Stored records
◇ ◇ ◇

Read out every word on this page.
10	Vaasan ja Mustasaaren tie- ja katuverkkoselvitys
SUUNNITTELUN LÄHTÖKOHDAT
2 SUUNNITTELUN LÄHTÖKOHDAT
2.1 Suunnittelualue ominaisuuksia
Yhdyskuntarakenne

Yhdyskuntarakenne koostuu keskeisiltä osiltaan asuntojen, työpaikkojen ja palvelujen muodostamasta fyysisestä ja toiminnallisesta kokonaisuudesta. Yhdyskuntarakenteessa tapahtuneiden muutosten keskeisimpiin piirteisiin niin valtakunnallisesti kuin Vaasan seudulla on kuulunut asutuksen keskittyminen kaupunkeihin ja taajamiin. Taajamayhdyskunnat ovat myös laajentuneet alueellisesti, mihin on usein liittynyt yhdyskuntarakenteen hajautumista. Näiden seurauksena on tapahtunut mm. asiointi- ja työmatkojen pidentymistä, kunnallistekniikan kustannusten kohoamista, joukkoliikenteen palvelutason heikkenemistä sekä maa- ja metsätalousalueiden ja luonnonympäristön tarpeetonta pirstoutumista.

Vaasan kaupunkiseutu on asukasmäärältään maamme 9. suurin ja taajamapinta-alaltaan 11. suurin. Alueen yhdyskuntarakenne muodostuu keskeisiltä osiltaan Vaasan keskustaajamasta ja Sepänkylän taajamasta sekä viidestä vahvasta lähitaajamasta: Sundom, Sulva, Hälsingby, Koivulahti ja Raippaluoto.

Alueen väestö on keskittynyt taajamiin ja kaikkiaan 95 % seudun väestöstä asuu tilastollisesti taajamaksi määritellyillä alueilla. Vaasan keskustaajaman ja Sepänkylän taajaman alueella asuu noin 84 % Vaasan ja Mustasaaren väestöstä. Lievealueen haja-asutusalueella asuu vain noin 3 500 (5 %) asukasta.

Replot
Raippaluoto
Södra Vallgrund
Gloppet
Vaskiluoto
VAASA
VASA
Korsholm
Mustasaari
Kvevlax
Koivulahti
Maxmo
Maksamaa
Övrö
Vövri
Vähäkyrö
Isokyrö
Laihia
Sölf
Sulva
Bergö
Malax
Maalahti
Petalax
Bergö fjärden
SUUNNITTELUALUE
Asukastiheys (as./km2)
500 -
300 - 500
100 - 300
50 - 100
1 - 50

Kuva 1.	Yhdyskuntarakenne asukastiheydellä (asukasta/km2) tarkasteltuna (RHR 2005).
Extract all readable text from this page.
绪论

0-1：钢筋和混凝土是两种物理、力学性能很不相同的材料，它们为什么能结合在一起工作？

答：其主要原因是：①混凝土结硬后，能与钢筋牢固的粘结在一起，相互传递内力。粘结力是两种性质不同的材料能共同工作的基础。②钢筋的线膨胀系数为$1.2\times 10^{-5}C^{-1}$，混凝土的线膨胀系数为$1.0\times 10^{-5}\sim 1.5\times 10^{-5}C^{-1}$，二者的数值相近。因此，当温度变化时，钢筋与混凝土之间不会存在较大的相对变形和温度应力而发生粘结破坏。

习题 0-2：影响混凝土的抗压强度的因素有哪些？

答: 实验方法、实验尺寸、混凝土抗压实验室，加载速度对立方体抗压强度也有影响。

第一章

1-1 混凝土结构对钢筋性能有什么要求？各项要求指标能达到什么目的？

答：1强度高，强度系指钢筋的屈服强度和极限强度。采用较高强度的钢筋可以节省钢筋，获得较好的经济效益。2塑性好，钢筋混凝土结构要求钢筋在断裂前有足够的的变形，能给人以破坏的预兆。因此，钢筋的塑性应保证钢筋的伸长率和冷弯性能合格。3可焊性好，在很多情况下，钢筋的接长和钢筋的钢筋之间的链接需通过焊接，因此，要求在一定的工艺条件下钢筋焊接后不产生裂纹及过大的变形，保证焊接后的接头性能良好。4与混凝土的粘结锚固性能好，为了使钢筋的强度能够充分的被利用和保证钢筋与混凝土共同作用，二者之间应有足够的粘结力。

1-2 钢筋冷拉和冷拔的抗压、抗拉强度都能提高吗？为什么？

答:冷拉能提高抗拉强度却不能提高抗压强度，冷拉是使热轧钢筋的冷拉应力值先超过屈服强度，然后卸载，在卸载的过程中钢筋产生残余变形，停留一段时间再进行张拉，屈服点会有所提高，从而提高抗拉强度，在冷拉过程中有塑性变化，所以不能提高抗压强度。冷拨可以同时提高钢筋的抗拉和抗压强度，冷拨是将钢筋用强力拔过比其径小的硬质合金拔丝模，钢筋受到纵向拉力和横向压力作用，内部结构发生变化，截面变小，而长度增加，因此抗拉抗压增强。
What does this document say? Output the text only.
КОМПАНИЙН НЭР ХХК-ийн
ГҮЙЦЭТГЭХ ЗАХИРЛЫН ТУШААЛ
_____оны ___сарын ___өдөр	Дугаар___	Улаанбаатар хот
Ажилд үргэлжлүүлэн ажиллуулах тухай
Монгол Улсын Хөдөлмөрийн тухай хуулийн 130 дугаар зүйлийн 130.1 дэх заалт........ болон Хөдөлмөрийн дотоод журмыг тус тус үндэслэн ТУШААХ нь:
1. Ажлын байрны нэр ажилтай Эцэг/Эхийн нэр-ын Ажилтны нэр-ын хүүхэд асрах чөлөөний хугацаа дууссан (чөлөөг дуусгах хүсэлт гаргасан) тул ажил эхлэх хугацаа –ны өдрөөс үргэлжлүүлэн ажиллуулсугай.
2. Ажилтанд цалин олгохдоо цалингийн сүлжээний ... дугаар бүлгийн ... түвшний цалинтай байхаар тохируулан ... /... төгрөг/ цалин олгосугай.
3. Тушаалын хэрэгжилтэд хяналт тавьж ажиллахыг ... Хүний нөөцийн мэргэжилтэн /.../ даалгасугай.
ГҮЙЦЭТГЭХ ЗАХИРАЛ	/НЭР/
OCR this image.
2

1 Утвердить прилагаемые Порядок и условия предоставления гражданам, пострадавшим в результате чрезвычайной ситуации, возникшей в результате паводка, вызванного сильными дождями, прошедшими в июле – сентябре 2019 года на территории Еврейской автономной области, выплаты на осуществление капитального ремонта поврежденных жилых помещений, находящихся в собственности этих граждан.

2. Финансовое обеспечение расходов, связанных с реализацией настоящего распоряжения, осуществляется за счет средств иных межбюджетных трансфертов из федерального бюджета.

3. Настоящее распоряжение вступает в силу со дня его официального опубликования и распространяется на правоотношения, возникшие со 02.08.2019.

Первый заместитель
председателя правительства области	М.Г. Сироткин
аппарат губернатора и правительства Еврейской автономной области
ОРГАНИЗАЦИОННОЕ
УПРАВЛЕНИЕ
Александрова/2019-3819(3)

◇ ◇ ◇

**The request:** Note each line of the entries that has "Mustasaaren" in it, and copy those lines.

**Response for this exercise:**
10	Vaasan ja Mustasaaren tie- ja katuverkkoselvitys
Alueen väestö on keskittynyt taajamiin ja kaikkiaan 95 % seudun väestöstä asuu tilastollisesti taajamaksi määritellyillä alueilla. Vaasan keskustaajaman ja Sepänkylän taajaman alueella asuu noin 84 % Vaasan ja Mustasaaren väestöstä. Lievealueen haja-asutusalueella asuu vain noin 3 500 (5 %) asukasta.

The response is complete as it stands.